WORK ORDER A
Decide whether each statement (i)–(iii) agrees with the tribute to Alastair Down. Answer yes or no to each, and quote the deciding words of the tribute. (i) Tom Kerr is the editor of the Racing Post. (ii) Alastair Down was known for filing his pieces well ahead of deadline. (iii) The 11am pint and cigarette with Alastair Down took place outside the Cottage Rake bar.
WORK ORDER B
Answer each question (i)–(iii) from the tribute to Alastair Down, one answer per line.
(i) Who is credited for the photograph of Alastair Down?
(ii) Over what period does the tribute say no racing writer connected with followers of the sport as he did?
(iii) How many minutes away did he tell the office his piece was?
WORK ORDER C
In the tribute to Alastair Down, rewrite everything from "Racing Post editor" down to "humour and humanity.", renaming "Edward Whitaker" to "E. Whitaker" wherever it occurs.

Alastair's love of racing sang from every line - and his ability to tell the story of a race was unmatched

Racing Post editor Tom Kerr pays tribute to legendary writer and broadcaster Alastair Down

Alastair Down surveys the scene before the opening race,The Ballymore Novicesâ Hurdle Cheltenham 23.10.20 Pic: Edward Whitaker/ Racing Post
Alastair Down: had an infamously relaxed attitude to deadlines but his articles were worth the waitCredit: Edward Whitaker

No racing writer active over the last quarter of a century connected with followers of the sport as Alastair Down did. His great gifts were the depth of feeling to fully understand the meaning and emotional pull of our sport – and the talent to turn it into prose that roared with love, humour and humanity.

Alastair always acclaimed the universality of racing in his writing, celebrating the sport's capacity to act as the great leveller, and his words resonated as vividly with the punter in the grandstand or betting shop as they did with the great and good of the sport.

Above all, Alastair loved racing and the people within it with an enthusiasm that was matched by his love of time spent with good company. Whether in the press room, the winner's enclosure or the bar, he was a raconteur and bon vivant whose presence enlightened and enlivened any day at the races.


Remembering Alastair Down:


I first met Alastair as a press room rookie in awe of our game's doyen and had the pleasure of being swiftly led astray by him. For many years, the 11am pint and cigarette with Alastair outside the Cottage Rake bar was for me as much a herald of the start of Cheltenham as the tumult that greeted the Supreme Novices'.

This commitment to mixing work and pleasure may have contributed to Alastair's infamously relaxed attitude to deadlines and those in the press room used to delight in hearing him assure an increasingly fraught office that his piece was exactly seven minutes away, even as all present could see he'd hardly written seven words.

Yet these articles were usually worth the wait. His ability to tell the story of a race was unmatched; the prose galloping along with spine-tingling intensity, those long, poetic, run-on sentences that dipped and soared and tugged at every string of the soul.

[Document structure recognition data]
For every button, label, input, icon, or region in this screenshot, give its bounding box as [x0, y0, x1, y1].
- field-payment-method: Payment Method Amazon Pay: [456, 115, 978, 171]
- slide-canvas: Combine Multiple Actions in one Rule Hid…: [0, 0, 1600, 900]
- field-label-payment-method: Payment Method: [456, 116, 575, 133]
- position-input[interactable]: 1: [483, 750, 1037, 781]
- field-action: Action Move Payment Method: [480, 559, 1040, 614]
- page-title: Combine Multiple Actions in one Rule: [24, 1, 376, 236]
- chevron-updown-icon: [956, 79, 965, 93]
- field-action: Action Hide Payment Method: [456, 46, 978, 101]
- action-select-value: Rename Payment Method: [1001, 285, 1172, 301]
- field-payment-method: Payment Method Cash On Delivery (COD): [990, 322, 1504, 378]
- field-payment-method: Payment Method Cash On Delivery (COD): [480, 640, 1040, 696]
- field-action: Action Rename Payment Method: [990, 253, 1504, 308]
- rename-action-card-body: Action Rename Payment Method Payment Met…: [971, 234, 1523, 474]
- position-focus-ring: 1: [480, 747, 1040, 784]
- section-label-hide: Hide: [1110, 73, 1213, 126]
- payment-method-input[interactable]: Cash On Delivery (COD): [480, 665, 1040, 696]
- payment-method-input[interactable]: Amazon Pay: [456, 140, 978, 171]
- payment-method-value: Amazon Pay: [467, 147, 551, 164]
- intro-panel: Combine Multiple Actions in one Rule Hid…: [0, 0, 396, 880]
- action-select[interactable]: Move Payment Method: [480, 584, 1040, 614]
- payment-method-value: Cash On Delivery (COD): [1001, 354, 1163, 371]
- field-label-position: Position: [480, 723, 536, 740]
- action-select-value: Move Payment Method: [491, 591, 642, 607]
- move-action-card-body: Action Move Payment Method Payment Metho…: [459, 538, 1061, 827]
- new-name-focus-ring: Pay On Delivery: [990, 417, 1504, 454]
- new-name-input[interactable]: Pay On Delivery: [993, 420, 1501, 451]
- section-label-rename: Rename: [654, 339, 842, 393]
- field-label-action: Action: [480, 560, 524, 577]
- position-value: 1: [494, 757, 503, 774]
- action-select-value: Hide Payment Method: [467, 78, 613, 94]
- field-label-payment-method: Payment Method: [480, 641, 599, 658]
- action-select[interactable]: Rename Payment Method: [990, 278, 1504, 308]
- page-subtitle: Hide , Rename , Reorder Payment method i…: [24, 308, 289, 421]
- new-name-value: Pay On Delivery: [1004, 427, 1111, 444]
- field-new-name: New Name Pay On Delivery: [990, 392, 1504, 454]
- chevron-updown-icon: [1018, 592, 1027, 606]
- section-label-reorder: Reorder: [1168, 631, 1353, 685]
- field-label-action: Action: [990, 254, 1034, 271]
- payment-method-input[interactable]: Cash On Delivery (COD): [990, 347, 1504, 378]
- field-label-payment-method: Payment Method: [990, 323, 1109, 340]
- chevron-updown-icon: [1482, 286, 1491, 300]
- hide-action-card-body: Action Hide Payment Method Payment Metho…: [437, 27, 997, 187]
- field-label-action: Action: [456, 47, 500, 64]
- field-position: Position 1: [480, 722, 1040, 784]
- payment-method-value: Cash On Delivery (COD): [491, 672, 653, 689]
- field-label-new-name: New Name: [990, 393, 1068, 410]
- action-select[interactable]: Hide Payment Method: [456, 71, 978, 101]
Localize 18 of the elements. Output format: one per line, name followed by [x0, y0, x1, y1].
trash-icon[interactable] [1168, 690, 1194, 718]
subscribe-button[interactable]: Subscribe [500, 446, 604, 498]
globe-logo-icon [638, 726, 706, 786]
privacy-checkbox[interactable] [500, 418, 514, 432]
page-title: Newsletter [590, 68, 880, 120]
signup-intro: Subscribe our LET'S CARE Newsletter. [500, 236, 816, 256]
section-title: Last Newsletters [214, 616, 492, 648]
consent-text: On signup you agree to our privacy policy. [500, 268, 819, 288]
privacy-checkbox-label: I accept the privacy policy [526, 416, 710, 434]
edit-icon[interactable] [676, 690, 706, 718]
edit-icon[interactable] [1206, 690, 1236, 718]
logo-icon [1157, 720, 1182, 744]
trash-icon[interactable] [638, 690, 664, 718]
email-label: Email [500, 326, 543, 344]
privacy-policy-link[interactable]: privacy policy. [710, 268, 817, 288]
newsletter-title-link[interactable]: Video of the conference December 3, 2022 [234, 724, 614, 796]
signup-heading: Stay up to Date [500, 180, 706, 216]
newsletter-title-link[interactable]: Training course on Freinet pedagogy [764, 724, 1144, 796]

REPLY A
(i) Yes: "Racing Post editor Tom Kerr pays tribute to legendary writer and broadcaster Alastair Down"
(ii) No: "Alastair's infamously relaxed attitude to deadlines"
(iii) Yes: "the 11am pint and cigarette with Alastair outside the Cottage Rake bar"

REPLY B
(i) Edward Whitaker
(ii) The last quarter of a century
(iii) Seven

REPLY C
Racing Post editor Tom Kerr pays tribute to legendary writer and broadcaster Alastair Down

Alastair Down surveys the scene before the opening race,The Ballymore Novicesâ Hurdle Cheltenham 23.10.20 Pic: E. Whitaker/ Racing Post
Alastair Down: had an infamously relaxed attitude to deadlines but his articles were worth the waitCredit: E. Whitaker

No racing writer active over the last quarter of a century connected with followers of the sport as Alastair Down did. His great gifts were the depth of feeling to fully understand the meaning and emotional pull of our sport – and the talent to turn it into prose that roared with love, humour and humanity.